─── Data provided ───

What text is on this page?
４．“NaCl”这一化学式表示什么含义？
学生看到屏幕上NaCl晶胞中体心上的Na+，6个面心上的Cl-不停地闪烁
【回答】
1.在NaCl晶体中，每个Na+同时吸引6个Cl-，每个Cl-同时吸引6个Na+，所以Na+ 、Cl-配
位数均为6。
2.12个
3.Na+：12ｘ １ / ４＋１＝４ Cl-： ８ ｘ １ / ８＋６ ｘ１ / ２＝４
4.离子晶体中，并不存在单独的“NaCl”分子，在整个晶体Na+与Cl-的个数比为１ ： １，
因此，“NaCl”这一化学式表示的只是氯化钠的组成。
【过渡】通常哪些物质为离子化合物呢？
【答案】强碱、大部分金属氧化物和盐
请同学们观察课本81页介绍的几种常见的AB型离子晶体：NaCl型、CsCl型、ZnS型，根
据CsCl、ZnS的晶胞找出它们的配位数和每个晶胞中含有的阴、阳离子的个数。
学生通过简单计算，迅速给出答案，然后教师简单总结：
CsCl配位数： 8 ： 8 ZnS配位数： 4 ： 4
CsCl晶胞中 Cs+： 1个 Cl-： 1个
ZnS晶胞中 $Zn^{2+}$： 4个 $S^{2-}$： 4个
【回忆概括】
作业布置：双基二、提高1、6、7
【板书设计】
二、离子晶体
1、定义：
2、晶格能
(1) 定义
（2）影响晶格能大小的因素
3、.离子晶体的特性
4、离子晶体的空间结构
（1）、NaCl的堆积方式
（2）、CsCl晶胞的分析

───
─── Data provided ───

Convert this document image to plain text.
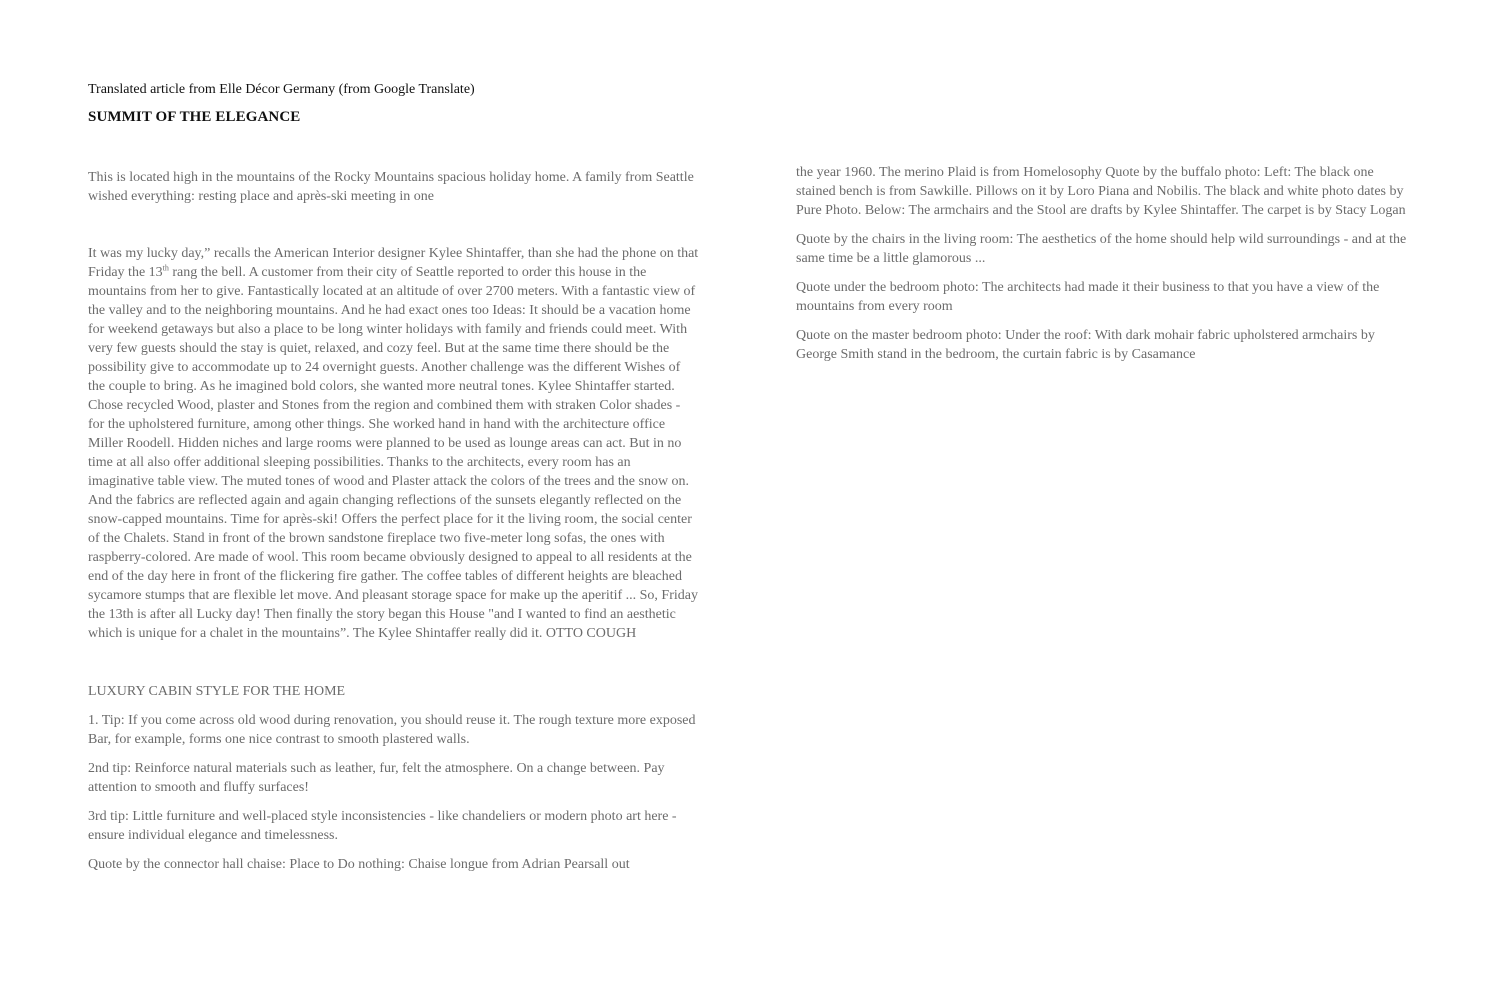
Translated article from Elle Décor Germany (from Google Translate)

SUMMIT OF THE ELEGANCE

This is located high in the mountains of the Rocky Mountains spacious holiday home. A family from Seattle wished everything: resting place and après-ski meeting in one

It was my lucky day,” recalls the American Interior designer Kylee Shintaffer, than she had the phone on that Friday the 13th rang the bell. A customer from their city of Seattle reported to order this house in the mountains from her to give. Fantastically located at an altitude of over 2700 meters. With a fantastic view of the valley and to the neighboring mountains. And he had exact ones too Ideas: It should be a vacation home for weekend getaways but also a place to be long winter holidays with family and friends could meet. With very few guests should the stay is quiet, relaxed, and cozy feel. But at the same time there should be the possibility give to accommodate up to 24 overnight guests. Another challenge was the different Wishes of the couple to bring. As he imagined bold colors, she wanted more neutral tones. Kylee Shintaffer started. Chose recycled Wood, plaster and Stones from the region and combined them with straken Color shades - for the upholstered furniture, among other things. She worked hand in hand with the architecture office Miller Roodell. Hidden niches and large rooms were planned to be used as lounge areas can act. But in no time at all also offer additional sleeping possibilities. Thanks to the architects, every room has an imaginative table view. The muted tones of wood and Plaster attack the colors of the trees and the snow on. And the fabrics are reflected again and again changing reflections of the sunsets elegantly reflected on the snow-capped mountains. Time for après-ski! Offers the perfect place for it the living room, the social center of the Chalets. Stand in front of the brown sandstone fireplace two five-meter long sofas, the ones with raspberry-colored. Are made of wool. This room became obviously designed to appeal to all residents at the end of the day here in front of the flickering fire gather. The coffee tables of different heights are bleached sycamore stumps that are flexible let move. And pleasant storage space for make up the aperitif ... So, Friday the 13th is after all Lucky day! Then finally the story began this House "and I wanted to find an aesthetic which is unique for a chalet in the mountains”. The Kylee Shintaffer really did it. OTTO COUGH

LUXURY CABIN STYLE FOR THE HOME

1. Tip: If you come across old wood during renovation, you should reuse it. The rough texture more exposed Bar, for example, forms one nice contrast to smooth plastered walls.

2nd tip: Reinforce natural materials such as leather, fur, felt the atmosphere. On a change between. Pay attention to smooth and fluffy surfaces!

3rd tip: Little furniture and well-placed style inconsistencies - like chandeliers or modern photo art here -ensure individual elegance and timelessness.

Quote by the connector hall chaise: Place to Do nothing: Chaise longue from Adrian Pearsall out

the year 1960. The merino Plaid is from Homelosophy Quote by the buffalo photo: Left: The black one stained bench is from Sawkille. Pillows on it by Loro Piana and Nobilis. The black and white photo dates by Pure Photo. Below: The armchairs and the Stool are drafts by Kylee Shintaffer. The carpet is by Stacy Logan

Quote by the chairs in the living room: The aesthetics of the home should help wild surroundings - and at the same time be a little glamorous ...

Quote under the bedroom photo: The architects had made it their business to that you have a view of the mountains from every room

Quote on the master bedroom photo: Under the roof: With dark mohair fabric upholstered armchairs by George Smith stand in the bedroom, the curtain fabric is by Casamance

───
─── Data provided ───

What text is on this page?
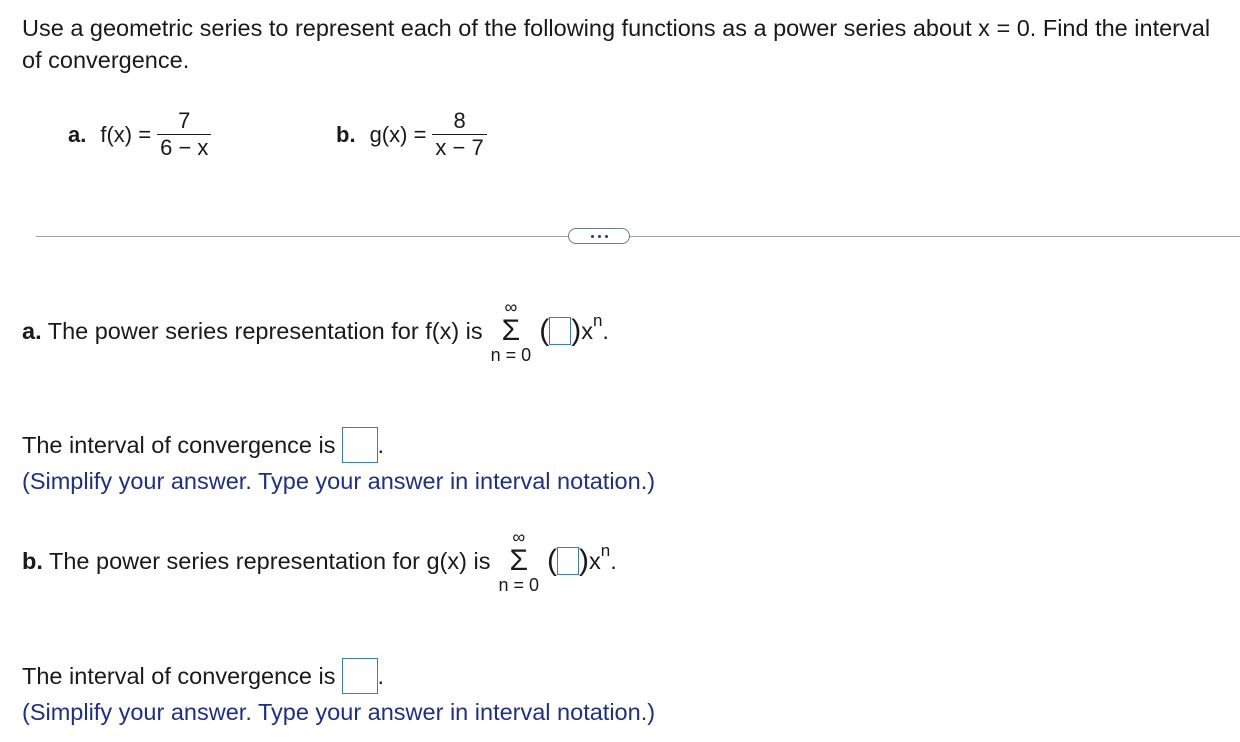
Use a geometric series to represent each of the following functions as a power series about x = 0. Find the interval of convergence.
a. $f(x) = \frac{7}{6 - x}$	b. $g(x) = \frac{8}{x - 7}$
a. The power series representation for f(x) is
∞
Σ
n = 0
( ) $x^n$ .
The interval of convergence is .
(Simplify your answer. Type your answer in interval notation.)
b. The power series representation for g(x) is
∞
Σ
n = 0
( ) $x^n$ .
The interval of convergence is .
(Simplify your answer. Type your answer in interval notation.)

───

> **Exercise task**:
Pull every line containing "representation" out of the records.

> **Solution for this problem**:
a. The power series representation for f(x) is
b. The power series representation for g(x) is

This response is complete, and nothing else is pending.